- [Goal]:
Produce a verbatim copy of the entries listed below.

- [Extracted records]:
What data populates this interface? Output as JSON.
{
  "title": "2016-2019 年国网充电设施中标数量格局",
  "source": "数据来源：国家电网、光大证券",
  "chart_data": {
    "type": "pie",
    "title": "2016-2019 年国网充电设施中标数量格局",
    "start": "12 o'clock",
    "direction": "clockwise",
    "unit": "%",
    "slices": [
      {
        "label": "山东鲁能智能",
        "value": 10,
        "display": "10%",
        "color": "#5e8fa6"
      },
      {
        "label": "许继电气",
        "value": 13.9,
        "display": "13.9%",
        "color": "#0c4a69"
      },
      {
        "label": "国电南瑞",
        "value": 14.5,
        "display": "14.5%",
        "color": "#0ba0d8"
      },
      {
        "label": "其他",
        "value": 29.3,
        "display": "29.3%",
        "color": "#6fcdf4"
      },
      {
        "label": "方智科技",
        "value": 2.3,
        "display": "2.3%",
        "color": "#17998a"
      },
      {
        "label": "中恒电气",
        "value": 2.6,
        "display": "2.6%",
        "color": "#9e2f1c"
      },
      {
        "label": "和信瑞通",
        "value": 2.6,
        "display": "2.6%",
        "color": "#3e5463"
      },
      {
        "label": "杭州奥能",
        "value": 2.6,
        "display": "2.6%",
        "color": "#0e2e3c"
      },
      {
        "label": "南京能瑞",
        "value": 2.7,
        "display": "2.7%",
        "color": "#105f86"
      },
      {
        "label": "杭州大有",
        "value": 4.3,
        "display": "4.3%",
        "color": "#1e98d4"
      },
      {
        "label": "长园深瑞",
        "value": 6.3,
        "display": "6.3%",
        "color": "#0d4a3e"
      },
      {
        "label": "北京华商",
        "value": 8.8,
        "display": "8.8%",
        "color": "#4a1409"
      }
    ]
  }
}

- [Response to the exercise]:
What data populates this interface? Output as JSON.
{
  "title": "2016-2019 年国网充电设施中标数量格局",
  "source": "数据来源：国家电网、光大证券",
  "chart_data": {
    "type": "pie",
    "title": "2016-2019 年国网充电设施中标数量格局",
    "start": "12 o'clock",
    "direction": "clockwise",
    "unit": "%",
    "slices": [
      {
        "label": "山东鲁能智能",
        "value": 10,
        "display": "10%",
        "color": "#5e8fa6"
      },
      {
        "label": "许继电气",
        "value": 13.9,
        "display": "13.9%",
        "color": "#0c4a69"
      },
      {
        "label": "国电南瑞",
        "value": 14.5,
        "display": "14.5%",
        "color": "#0ba0d8"
      },
      {
        "label": "其他",
        "value": 29.3,
        "display": "29.3%",
        "color": "#6fcdf4"
      },
      {
        "label": "方智科技",
        "value": 2.3,
        "display": "2.3%",
        "color": "#17998a"
      },
      {
        "label": "中恒电气",
        "value": 2.6,
        "display": "2.6%",
        "color": "#9e2f1c"
      },
      {
        "label": "和信瑞通",
        "value": 2.6,
        "display": "2.6%",
        "color": "#3e5463"
      },
      {
        "label": "杭州奥能",
        "value": 2.6,
        "display": "2.6%",
        "color": "#0e2e3c"
      },
      {
        "label": "南京能瑞",
        "value": 2.7,
        "display": "2.7%",
        "color": "#105f86"
      },
      {
        "label": "杭州大有",
        "value": 4.3,
        "display": "4.3%",
        "color": "#1e98d4"
      },
      {
        "label": "长园深瑞",
        "value": 6.3,
        "display": "6.3%",
        "color": "#0d4a3e"
      },
      {
        "label": "北京华商",
        "value": 8.8,
        "display": "8.8%",
        "color": "#4a1409"
      }
    ]
  }
}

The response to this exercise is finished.